++++ Given data ++++

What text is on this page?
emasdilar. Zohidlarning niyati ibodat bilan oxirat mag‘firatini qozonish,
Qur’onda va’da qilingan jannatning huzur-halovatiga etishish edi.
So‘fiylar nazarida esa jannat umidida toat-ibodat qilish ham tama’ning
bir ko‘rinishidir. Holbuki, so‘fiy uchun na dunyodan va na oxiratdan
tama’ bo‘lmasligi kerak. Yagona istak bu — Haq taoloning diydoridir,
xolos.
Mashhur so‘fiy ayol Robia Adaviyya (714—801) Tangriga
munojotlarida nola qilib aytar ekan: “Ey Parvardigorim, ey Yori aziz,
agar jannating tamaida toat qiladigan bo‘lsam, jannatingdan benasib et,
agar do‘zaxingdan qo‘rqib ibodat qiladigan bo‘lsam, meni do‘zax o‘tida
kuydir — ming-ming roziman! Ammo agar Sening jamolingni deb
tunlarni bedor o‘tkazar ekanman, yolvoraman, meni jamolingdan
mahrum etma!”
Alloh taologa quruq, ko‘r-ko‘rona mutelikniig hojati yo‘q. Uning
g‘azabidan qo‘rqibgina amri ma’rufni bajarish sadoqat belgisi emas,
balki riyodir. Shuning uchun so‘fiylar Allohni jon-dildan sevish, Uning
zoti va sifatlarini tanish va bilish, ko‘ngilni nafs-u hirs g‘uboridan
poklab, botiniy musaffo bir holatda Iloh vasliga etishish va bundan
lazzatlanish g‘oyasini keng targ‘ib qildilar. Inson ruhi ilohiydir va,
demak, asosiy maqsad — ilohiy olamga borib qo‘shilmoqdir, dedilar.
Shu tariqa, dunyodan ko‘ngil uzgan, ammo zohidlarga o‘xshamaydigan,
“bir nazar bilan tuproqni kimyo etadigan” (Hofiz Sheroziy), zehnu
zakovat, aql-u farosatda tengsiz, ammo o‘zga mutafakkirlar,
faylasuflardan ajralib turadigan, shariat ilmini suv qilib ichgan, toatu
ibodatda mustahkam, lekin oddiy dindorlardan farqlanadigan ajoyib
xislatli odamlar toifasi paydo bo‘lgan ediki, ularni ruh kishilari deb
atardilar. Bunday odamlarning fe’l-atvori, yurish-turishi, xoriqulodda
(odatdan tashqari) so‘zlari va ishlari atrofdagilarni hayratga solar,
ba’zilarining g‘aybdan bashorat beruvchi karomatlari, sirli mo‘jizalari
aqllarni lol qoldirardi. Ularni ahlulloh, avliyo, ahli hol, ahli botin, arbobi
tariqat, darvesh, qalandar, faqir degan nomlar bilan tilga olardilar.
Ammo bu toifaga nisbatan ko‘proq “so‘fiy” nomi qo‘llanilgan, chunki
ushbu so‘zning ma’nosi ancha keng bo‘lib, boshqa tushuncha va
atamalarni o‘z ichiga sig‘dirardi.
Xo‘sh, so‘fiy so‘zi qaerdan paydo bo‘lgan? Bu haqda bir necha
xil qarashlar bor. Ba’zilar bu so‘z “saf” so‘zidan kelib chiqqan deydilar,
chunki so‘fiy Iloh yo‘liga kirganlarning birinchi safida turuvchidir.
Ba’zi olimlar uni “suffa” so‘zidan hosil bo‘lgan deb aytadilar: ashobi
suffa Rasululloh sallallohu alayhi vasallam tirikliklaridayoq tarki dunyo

++++

Return the material exactly as it stands.

- [Output below]:
What text is on this page?
emasdilar. Zohidlarning niyati ibodat bilan oxirat mag‘firatini qozonish,
Qur’onda va’da qilingan jannatning huzur-halovatiga etishish edi.
So‘fiylar nazarida esa jannat umidida toat-ibodat qilish ham tama’ning
bir ko‘rinishidir. Holbuki, so‘fiy uchun na dunyodan va na oxiratdan
tama’ bo‘lmasligi kerak. Yagona istak bu — Haq taoloning diydoridir,
xolos.
Mashhur so‘fiy ayol Robia Adaviyya (714—801) Tangriga
munojotlarida nola qilib aytar ekan: “Ey Parvardigorim, ey Yori aziz,
agar jannating tamaida toat qiladigan bo‘lsam, jannatingdan benasib et,
agar do‘zaxingdan qo‘rqib ibodat qiladigan bo‘lsam, meni do‘zax o‘tida
kuydir — ming-ming roziman! Ammo agar Sening jamolingni deb
tunlarni bedor o‘tkazar ekanman, yolvoraman, meni jamolingdan
mahrum etma!”
Alloh taologa quruq, ko‘r-ko‘rona mutelikniig hojati yo‘q. Uning
g‘azabidan qo‘rqibgina amri ma’rufni bajarish sadoqat belgisi emas,
balki riyodir. Shuning uchun so‘fiylar Allohni jon-dildan sevish, Uning
zoti va sifatlarini tanish va bilish, ko‘ngilni nafs-u hirs g‘uboridan
poklab, botiniy musaffo bir holatda Iloh vasliga etishish va bundan
lazzatlanish g‘oyasini keng targ‘ib qildilar. Inson ruhi ilohiydir va,
demak, asosiy maqsad — ilohiy olamga borib qo‘shilmoqdir, dedilar.
Shu tariqa, dunyodan ko‘ngil uzgan, ammo zohidlarga o‘xshamaydigan,
“bir nazar bilan tuproqni kimyo etadigan” (Hofiz Sheroziy), zehnu
zakovat, aql-u farosatda tengsiz, ammo o‘zga mutafakkirlar,
faylasuflardan ajralib turadigan, shariat ilmini suv qilib ichgan, toatu
ibodatda mustahkam, lekin oddiy dindorlardan farqlanadigan ajoyib
xislatli odamlar toifasi paydo bo‘lgan ediki, ularni ruh kishilari deb
atardilar. Bunday odamlarning fe’l-atvori, yurish-turishi, xoriqulodda
(odatdan tashqari) so‘zlari va ishlari atrofdagilarni hayratga solar,
ba’zilarining g‘aybdan bashorat beruvchi karomatlari, sirli mo‘jizalari
aqllarni lol qoldirardi. Ularni ahlulloh, avliyo, ahli hol, ahli botin, arbobi
tariqat, darvesh, qalandar, faqir degan nomlar bilan tilga olardilar.
Ammo bu toifaga nisbatan ko‘proq “so‘fiy” nomi qo‘llanilgan, chunki
ushbu so‘zning ma’nosi ancha keng bo‘lib, boshqa tushuncha va
atamalarni o‘z ichiga sig‘dirardi.
Xo‘sh, so‘fiy so‘zi qaerdan paydo bo‘lgan? Bu haqda bir necha
xil qarashlar bor. Ba’zilar bu so‘z “saf” so‘zidan kelib chiqqan deydilar,
chunki so‘fiy Iloh yo‘liga kirganlarning birinchi safida turuvchidir.
Ba’zi olimlar uni “suffa” so‘zidan hosil bo‘lgan deb aytadilar: ashobi
suffa Rasululloh sallallohu alayhi vasallam tirikliklaridayoq tarki dunyo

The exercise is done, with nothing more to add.